Written problem.
Render every line of the material below as a JSON list of strings, with one string per line and no blank lines. Leave the pictures out of your answer.

---------- Exercise input

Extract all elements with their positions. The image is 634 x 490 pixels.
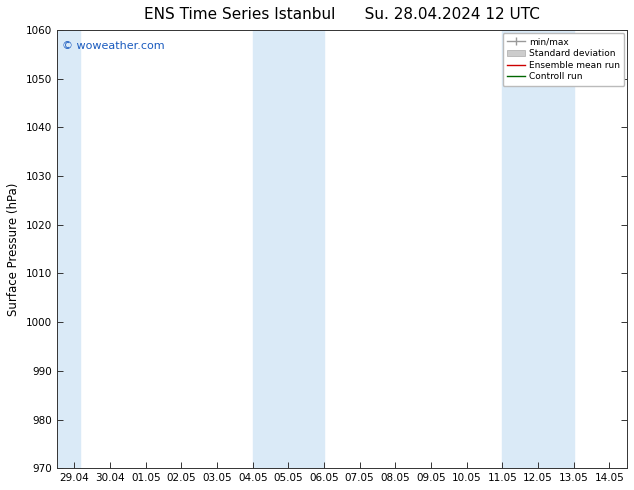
Text: © woweather.com: © woweather.com <box>62 41 165 51</box>
Bar <box>253 30 324 468</box>
Title: ENS Time Series Istanbul      Su. 28.04.2024 12 UTC: ENS Time Series Istanbul Su. 28.04.2024 … <box>144 7 540 22</box>
Bar <box>502 30 574 468</box>
Y-axis label: Surface Pressure (hPa): Surface Pressure (hPa) <box>7 182 20 316</box>
Bar <box>56 30 80 468</box>
Legend: min/max, Standard deviation, Ensemble mean run, Controll run: min/max, Standard deviation, Ensemble me… <box>503 33 624 86</box>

--------------------

Final result.
[
  "Extract all elements with their positions. The image is 634 x 490 pixels.",
  "Text: © woweather.com: © woweather.com <box>62 41 165 51</box>",
  "Bar <box>253 30 324 468</box>",
  "Title: ENS Time Series Istanbul      Su. 28.04.2024 12 UTC: ENS Time Series Istanbul Su. 28.04.2024 … <box>144 7 540 22</box>",
  "Bar <box>502 30 574 468</box>",
  "Y-axis label: Surface Pressure (hPa): Surface Pressure (hPa) <box>7 182 20 316</box>",
  "Bar <box>56 30 80 468</box>",
  "Legend: min/max, Standard deviation, Ensemble mean run, Controll run: min/max, Standard deviation, Ensemble me… <box>503 33 624 86</box>"
]